» **Written task**
Count the lines below that contain the word "返工审核无误后" and give only that number.

[Records from a collection]
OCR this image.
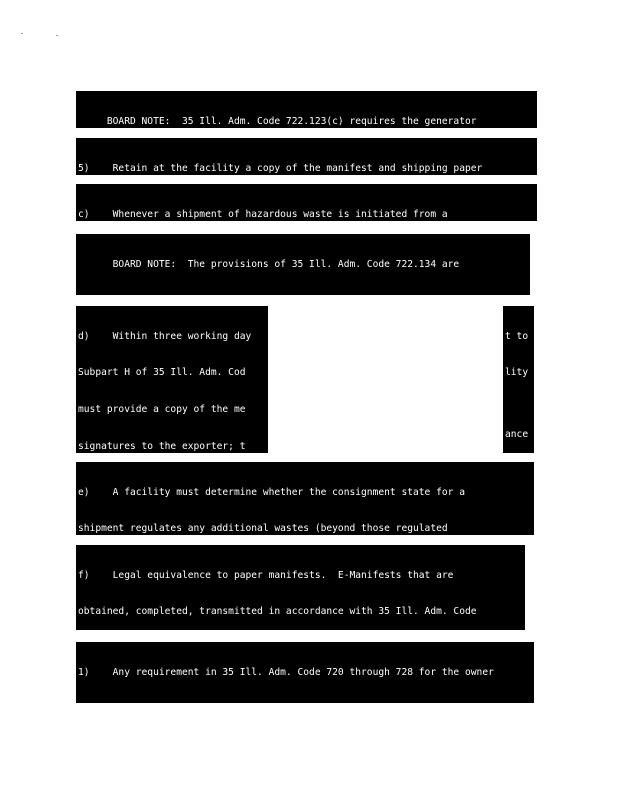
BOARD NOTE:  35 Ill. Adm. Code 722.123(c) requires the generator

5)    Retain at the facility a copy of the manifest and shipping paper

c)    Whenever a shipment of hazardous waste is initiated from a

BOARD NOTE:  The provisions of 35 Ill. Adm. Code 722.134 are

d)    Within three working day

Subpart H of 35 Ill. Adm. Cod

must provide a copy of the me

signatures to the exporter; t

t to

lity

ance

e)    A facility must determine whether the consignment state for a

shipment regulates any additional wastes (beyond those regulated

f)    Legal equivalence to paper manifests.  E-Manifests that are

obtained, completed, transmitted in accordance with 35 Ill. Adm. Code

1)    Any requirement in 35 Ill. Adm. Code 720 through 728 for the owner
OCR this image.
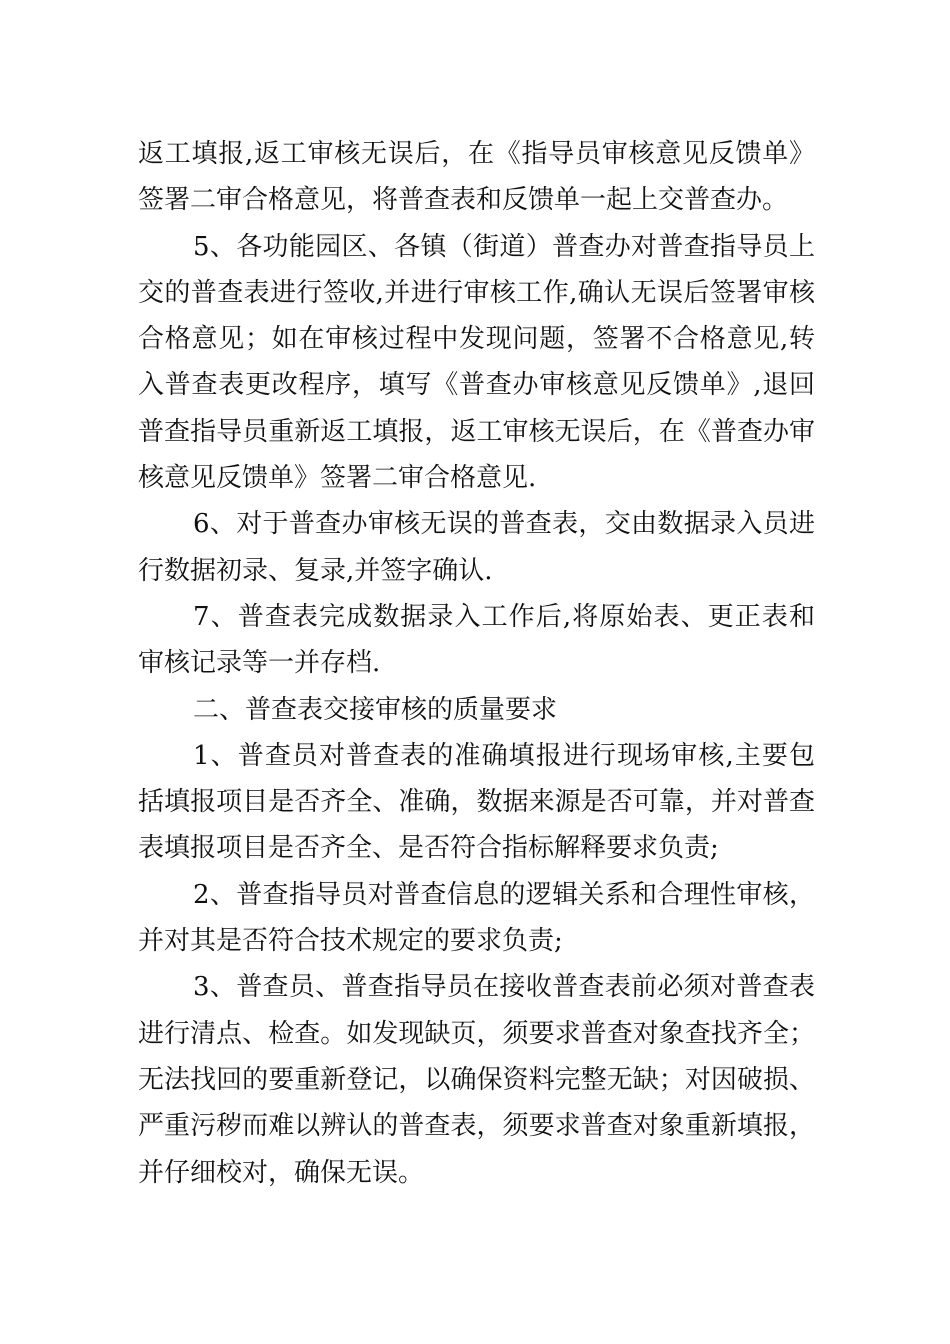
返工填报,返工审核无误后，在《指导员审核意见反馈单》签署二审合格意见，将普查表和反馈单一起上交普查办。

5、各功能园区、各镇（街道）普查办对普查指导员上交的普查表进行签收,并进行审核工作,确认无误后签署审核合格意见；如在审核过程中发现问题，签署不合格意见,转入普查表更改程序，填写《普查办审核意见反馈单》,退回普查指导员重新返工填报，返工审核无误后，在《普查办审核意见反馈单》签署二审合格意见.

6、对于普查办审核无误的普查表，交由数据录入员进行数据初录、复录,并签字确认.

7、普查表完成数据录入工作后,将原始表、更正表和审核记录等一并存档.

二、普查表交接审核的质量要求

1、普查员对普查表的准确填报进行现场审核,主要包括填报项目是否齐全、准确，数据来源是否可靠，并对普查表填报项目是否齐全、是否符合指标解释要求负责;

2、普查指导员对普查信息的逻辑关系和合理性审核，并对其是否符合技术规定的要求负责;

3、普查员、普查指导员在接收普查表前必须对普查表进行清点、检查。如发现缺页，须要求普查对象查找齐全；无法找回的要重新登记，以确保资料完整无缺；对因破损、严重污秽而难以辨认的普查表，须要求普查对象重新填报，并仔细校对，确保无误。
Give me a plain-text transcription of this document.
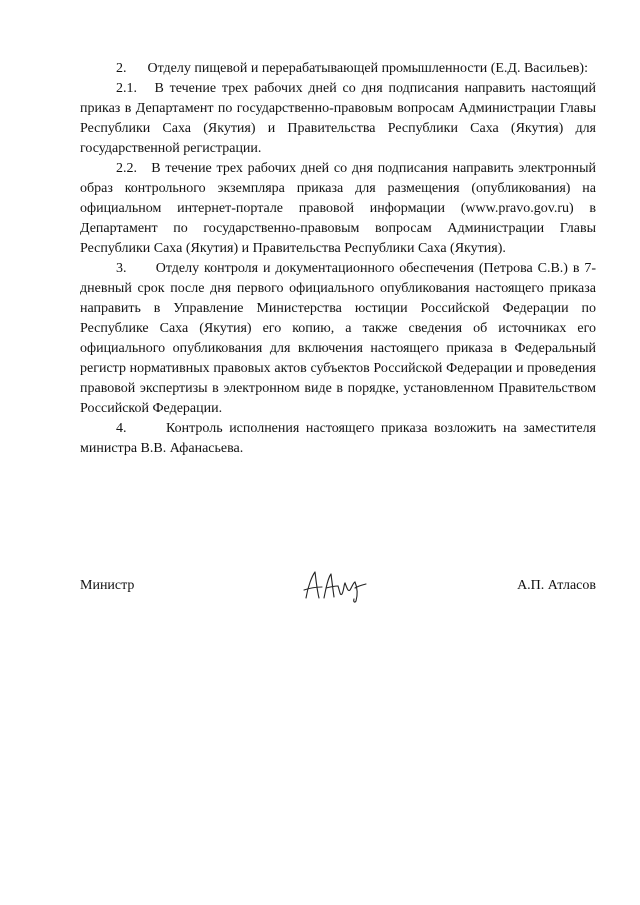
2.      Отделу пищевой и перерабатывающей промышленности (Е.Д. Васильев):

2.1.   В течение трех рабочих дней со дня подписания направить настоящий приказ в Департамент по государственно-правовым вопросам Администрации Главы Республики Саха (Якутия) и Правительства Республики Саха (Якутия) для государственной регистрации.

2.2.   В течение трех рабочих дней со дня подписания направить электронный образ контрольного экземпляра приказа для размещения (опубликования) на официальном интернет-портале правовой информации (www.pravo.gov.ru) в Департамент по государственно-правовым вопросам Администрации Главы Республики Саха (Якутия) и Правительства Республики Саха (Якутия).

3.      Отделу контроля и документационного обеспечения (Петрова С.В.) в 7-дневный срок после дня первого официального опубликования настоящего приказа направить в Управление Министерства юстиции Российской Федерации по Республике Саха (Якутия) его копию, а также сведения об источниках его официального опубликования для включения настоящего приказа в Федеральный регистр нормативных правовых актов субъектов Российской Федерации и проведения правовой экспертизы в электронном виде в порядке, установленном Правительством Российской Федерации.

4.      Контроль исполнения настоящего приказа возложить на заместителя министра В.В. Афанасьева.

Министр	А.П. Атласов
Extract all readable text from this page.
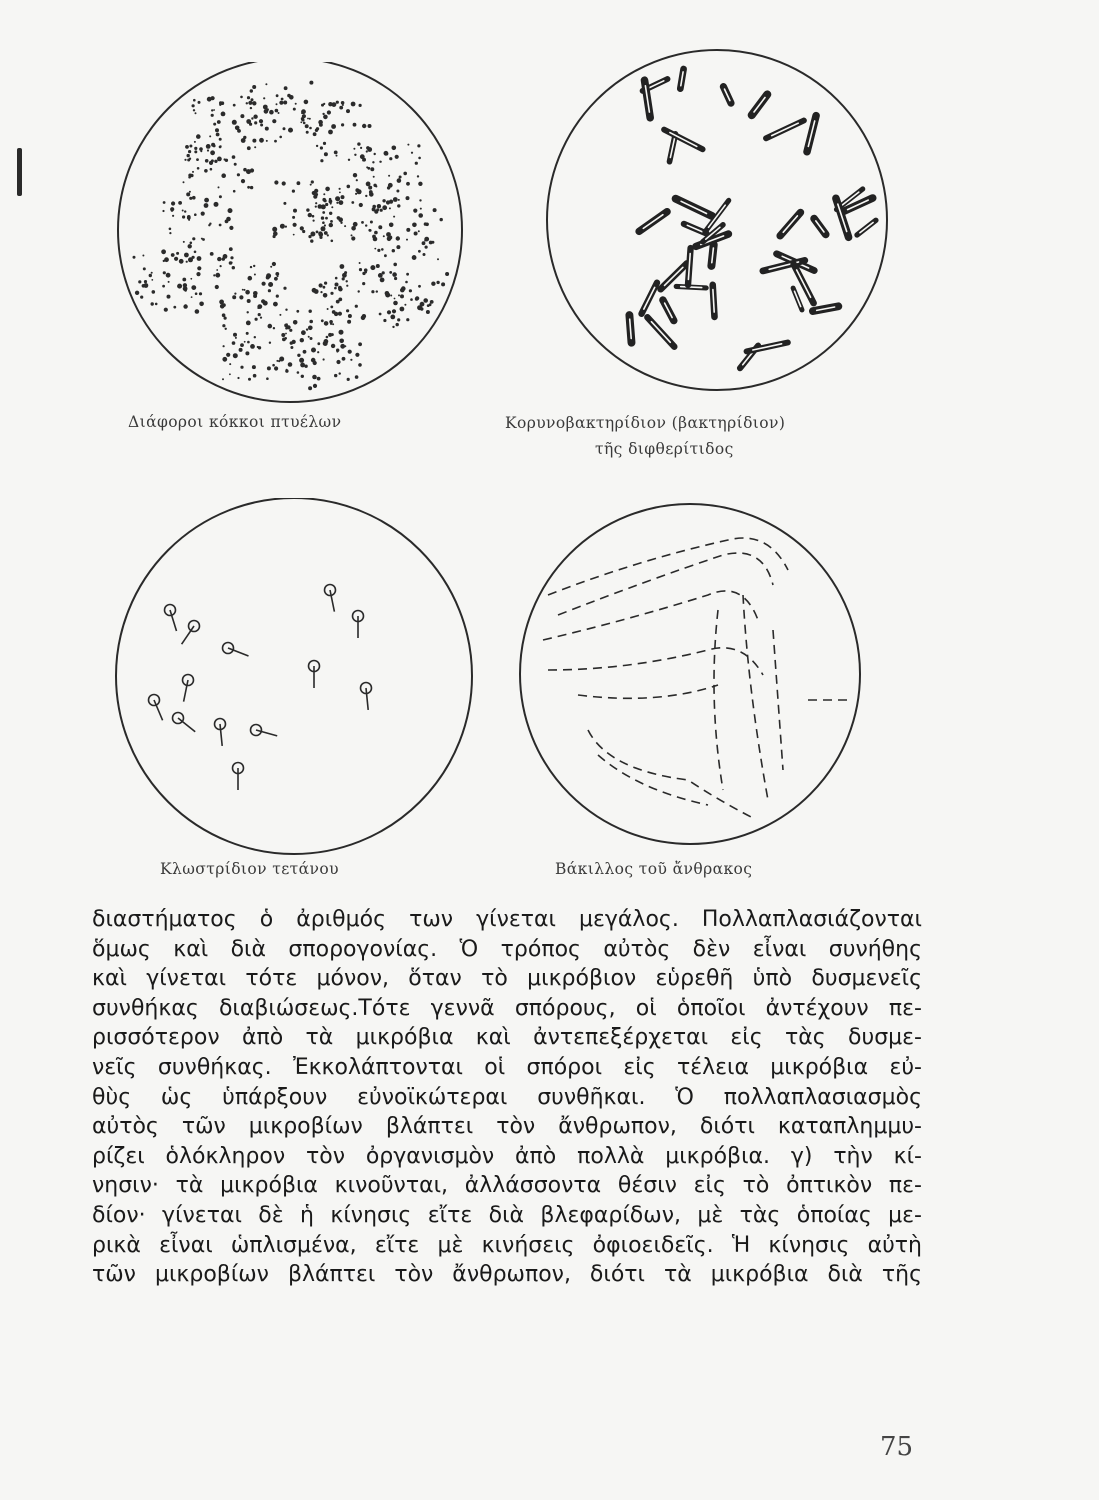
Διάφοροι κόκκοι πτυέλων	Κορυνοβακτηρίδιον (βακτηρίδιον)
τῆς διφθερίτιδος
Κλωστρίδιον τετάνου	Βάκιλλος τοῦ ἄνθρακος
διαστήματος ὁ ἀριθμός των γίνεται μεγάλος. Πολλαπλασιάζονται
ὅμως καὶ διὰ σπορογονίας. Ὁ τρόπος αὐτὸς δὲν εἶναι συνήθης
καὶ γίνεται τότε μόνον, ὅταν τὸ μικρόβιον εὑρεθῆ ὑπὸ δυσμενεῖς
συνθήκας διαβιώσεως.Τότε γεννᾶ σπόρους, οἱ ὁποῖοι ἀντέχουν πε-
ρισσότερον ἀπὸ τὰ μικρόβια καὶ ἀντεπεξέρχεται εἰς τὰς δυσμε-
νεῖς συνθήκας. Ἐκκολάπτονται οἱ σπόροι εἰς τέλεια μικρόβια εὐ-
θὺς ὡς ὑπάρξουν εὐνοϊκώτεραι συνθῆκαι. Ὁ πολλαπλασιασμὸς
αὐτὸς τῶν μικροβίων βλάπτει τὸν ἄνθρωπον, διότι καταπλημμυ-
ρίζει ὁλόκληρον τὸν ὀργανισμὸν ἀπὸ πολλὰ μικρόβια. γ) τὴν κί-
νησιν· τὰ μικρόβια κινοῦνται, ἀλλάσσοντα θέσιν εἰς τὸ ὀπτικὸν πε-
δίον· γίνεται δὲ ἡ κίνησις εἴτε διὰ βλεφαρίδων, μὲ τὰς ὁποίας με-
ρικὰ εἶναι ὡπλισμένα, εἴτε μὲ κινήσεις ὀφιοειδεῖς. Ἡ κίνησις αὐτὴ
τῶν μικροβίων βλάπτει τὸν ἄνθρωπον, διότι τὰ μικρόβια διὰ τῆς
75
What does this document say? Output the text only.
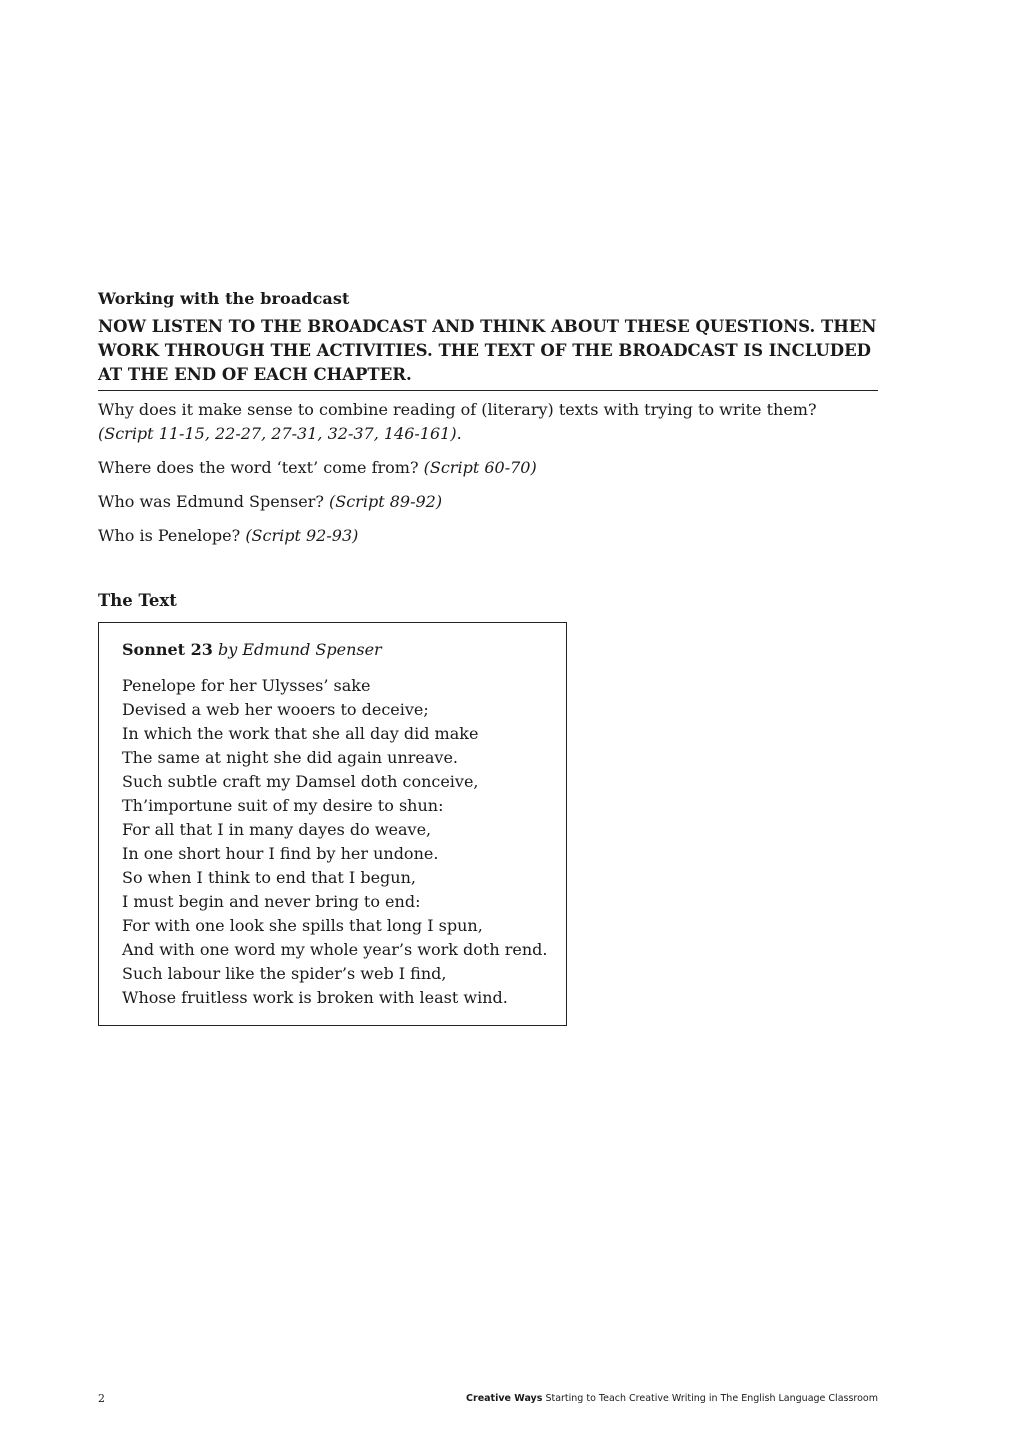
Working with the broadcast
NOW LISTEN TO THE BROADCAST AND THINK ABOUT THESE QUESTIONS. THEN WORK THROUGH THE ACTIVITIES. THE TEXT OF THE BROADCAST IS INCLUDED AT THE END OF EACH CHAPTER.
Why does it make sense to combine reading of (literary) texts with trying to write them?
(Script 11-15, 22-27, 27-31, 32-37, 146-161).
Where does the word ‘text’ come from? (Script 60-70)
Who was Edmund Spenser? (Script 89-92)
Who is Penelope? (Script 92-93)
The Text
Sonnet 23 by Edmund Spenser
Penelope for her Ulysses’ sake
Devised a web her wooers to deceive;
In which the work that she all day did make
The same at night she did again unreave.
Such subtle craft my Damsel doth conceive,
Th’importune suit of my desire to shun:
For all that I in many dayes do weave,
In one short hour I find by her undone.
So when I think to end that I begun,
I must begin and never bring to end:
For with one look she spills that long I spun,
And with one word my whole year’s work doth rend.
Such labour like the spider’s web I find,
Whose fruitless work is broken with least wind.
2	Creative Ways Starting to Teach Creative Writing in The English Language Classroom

» **Solution to this problem**
2